-- Begin GIVEN DATA --

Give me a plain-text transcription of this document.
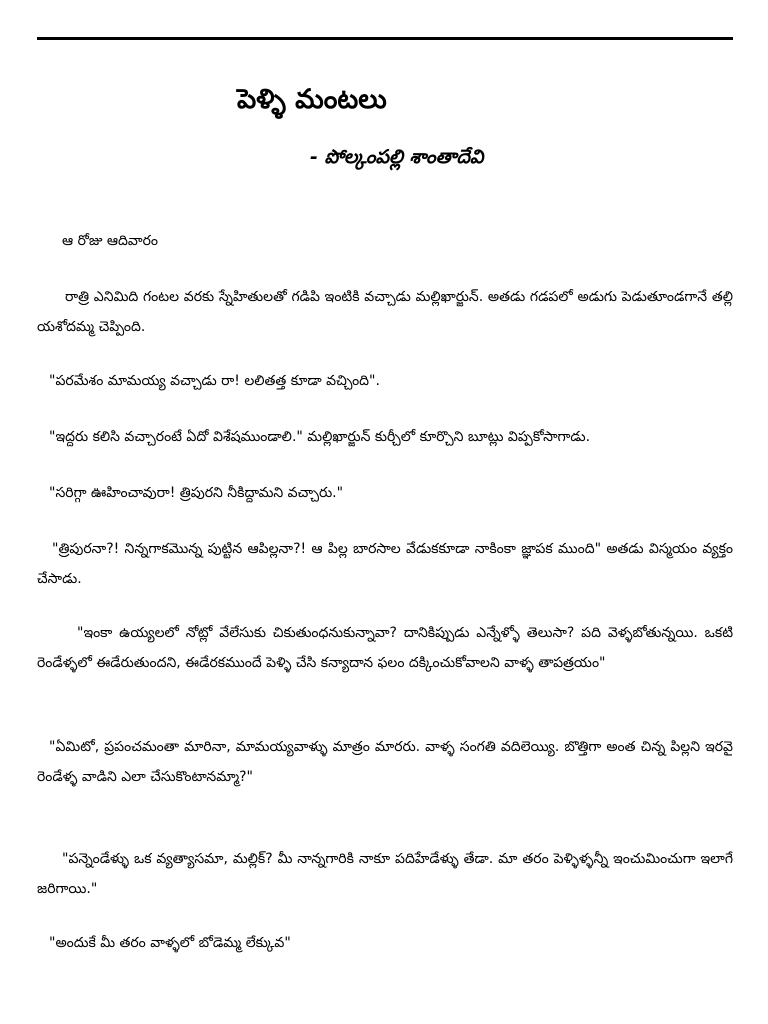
పెళ్ళి మంటలు
- పోల్కంపల్లి శాంతాదేవి
ఆ రోజు ఆదివారం
రాత్రి ఎనిమిది గంటల వరకు స్నేహితులతో గడిపి ఇంటికి వచ్చాడు మల్లిఖార్జున్. అతడు గడపలో అడుగు పెడుతూండగానే తల్లి యశోదమ్మ చెప్పింది.
"పరమేశం మామయ్య వచ్చాడు రా! లలితత్త కూడా వచ్చింది".
"ఇద్దరు కలిసి వచ్చారంటే ఏదో విశేషముండాలి." మల్లిఖార్జున్ కుర్చీలో కూర్చొని బూట్లు విప్పకోసాగాడు.
"సరిగ్గా ఊహించావురా! త్రిపురని నీకిద్దామని వచ్చారు."
"త్రిపురనా?! నిన్నగాకమొన్న పుట్టిన ఆపిల్లనా?! ఆ పిల్ల బారసాల వేడుకకూడా నాకింకా జ్ఞాపక ముంది" అతడు విస్మయం వ్యక్తం చేసాడు.
"ఇంకా ఉయ్యలలో నోట్లో వేలేసుకు చికుతుంధనుకున్నావా? దానికిప్పుడు ఎన్నేళ్ళో తెలుసా? పది వెళ్ళబోతున్నయి. ఒకటి రెండేళ్ళలో ఈడేరుతుందని, ఈడేరకముందే పెళ్ళి చేసి కన్యాదాన ఫలం దక్కించుకోవాలని వాళ్ళ తాపత్రయం"
"ఏమిటో, ప్రపంచమంతా మారినా, మామయ్యవాళ్ళు మాత్రం మారరు. వాళ్ళ సంగతి వదిలెయ్యి. బొత్తిగా అంత చిన్న పిల్లని ఇరవై రెండేళ్ళ వాడిని ఎలా చేసుకొంటానమ్మా?"
"పన్నెండేళ్ళు ఒక వ్యత్యాసమా, మల్లిక్? మీ నాన్నగారికి నాకూ పదిహేడేళ్ళు తేడా. మా తరం పెళ్ళిళ్ళన్నీ ఇంచుమించుగా ఇలాగే జరిగాయి."
"అందుకే మీ తరం వాళ్ళలో బోడెమ్మ లేక్కువ"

-- End GIVEN DATA --

Go through the listing above and write it out again exactly, dropping the pictures.

RESPONSE TO THIS EXERCISE:
Give me a plain-text transcription of this document.
పెళ్ళి మంటలు
- పోల్కంపల్లి శాంతాదేవి
ఆ రోజు ఆదివారం
రాత్రి ఎనిమిది గంటల వరకు స్నేహితులతో గడిపి ఇంటికి వచ్చాడు మల్లిఖార్జున్. అతడు గడపలో అడుగు పెడుతూండగానే తల్లి యశోదమ్మ చెప్పింది.
"పరమేశం మామయ్య వచ్చాడు రా! లలితత్త కూడా వచ్చింది".
"ఇద్దరు కలిసి వచ్చారంటే ఏదో విశేషముండాలి." మల్లిఖార్జున్ కుర్చీలో కూర్చొని బూట్లు విప్పకోసాగాడు.
"సరిగ్గా ఊహించావురా! త్రిపురని నీకిద్దామని వచ్చారు."
"త్రిపురనా?! నిన్నగాకమొన్న పుట్టిన ఆపిల్లనా?! ఆ పిల్ల బారసాల వేడుకకూడా నాకింకా జ్ఞాపక ముంది" అతడు విస్మయం వ్యక్తం చేసాడు.
"ఇంకా ఉయ్యలలో నోట్లో వేలేసుకు చికుతుంధనుకున్నావా? దానికిప్పుడు ఎన్నేళ్ళో తెలుసా? పది వెళ్ళబోతున్నయి. ఒకటి రెండేళ్ళలో ఈడేరుతుందని, ఈడేరకముందే పెళ్ళి చేసి కన్యాదాన ఫలం దక్కించుకోవాలని వాళ్ళ తాపత్రయం"
"ఏమిటో, ప్రపంచమంతా మారినా, మామయ్యవాళ్ళు మాత్రం మారరు. వాళ్ళ సంగతి వదిలెయ్యి. బొత్తిగా అంత చిన్న పిల్లని ఇరవై రెండేళ్ళ వాడిని ఎలా చేసుకొంటానమ్మా?"
"పన్నెండేళ్ళు ఒక వ్యత్యాసమా, మల్లిక్? మీ నాన్నగారికి నాకూ పదిహేడేళ్ళు తేడా. మా తరం పెళ్ళిళ్ళన్నీ ఇంచుమించుగా ఇలాగే జరిగాయి."
"అందుకే మీ తరం వాళ్ళలో బోడెమ్మ లేక్కువ"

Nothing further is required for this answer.